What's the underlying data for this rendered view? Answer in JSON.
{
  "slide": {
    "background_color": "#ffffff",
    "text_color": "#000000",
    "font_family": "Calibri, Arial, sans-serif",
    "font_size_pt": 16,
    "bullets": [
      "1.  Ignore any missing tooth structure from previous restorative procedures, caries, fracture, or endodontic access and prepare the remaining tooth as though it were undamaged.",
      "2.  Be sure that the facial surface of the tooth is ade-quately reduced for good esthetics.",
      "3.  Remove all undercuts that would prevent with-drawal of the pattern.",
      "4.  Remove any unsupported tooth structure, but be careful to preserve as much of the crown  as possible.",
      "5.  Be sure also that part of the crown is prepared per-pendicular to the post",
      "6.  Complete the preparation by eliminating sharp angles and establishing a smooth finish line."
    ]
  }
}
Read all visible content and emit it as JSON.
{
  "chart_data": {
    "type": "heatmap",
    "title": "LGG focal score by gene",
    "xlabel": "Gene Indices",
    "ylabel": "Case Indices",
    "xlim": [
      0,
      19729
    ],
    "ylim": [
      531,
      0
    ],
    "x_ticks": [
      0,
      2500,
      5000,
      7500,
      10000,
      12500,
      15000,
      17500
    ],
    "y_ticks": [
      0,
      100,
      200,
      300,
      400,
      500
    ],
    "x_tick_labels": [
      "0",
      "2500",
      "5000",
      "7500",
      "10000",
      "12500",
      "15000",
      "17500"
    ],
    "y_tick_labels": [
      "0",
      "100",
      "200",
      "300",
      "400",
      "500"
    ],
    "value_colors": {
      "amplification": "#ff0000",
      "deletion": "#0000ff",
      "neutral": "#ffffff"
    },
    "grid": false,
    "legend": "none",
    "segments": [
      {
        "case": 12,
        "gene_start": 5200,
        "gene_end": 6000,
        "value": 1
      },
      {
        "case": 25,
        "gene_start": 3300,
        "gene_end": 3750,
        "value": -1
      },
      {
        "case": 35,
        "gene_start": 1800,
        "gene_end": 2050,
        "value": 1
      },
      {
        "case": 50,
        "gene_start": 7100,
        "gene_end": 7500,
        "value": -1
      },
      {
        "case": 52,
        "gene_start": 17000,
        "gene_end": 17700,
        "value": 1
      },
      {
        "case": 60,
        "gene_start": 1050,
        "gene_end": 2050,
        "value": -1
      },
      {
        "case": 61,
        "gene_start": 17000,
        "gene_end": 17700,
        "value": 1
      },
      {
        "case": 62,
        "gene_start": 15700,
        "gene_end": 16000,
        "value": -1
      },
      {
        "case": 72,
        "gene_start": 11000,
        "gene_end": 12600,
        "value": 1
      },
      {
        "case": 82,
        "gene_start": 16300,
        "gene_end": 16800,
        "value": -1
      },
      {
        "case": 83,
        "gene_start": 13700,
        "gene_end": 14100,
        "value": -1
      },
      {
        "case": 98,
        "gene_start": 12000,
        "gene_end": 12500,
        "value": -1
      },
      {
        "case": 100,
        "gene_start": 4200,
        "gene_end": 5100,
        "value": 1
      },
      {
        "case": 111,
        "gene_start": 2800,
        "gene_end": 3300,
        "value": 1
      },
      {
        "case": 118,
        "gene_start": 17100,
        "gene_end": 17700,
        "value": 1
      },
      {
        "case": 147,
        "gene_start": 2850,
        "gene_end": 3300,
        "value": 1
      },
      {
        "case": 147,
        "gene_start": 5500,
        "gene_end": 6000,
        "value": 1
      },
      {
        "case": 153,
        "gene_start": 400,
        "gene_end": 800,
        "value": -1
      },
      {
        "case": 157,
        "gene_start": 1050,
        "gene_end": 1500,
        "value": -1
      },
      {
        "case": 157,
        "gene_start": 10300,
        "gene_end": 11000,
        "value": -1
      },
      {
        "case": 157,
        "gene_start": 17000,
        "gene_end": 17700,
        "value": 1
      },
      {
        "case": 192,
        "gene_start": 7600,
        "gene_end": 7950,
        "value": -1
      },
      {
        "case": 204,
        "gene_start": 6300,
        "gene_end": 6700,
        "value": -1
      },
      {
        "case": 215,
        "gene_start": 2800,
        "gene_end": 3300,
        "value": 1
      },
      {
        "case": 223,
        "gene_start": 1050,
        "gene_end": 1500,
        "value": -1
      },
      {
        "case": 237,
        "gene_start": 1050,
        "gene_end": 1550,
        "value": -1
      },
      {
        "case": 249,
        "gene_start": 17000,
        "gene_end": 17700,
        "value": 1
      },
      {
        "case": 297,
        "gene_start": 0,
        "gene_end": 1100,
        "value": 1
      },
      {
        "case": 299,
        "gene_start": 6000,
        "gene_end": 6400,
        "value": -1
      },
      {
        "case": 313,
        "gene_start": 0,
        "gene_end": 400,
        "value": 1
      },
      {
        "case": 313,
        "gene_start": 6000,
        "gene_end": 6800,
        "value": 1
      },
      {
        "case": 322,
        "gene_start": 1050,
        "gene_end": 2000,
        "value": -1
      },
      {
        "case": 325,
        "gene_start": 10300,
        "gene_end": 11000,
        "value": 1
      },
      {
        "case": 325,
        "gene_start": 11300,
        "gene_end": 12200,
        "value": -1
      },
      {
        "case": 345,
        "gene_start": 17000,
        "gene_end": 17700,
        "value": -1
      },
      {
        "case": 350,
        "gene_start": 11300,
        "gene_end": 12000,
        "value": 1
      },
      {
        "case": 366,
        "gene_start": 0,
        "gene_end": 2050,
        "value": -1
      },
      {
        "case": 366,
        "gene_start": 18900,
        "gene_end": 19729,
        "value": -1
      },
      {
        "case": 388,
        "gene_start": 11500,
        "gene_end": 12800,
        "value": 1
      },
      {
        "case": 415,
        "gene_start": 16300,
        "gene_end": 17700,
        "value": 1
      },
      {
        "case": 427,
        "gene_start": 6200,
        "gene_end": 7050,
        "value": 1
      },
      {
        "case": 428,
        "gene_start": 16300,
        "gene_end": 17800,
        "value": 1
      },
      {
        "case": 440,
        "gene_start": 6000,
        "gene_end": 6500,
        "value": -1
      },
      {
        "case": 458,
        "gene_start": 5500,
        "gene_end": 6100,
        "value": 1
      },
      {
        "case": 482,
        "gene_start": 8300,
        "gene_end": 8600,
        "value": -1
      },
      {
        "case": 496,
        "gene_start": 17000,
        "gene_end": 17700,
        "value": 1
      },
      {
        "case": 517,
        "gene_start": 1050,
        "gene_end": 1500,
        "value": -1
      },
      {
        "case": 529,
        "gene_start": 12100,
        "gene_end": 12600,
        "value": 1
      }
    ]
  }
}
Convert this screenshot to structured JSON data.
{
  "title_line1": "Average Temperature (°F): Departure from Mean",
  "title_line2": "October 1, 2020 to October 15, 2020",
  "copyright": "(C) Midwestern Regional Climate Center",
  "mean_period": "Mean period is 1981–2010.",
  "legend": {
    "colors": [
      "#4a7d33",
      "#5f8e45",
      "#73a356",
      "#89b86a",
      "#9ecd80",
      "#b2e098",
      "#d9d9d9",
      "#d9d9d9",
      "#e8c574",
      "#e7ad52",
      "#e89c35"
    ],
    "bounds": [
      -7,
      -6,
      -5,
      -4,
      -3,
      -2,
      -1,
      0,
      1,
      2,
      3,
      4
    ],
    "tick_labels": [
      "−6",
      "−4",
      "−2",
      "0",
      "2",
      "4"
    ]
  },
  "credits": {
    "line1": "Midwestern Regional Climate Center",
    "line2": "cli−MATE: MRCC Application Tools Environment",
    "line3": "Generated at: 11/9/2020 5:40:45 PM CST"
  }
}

◆ ◆ ◆ ◆ ◆ ◆ ◆

_Job_. In the entries above, identify every line with the word "from". Copy those lines.

_Written response_.
      "1.  Ignore any missing tooth structure from previous restorative procedures, caries, fracture, or endodontic access and prepare the remaining tooth as though it were undamaged.",
  "title_line1": "Average Temperature (°F): Departure from Mean",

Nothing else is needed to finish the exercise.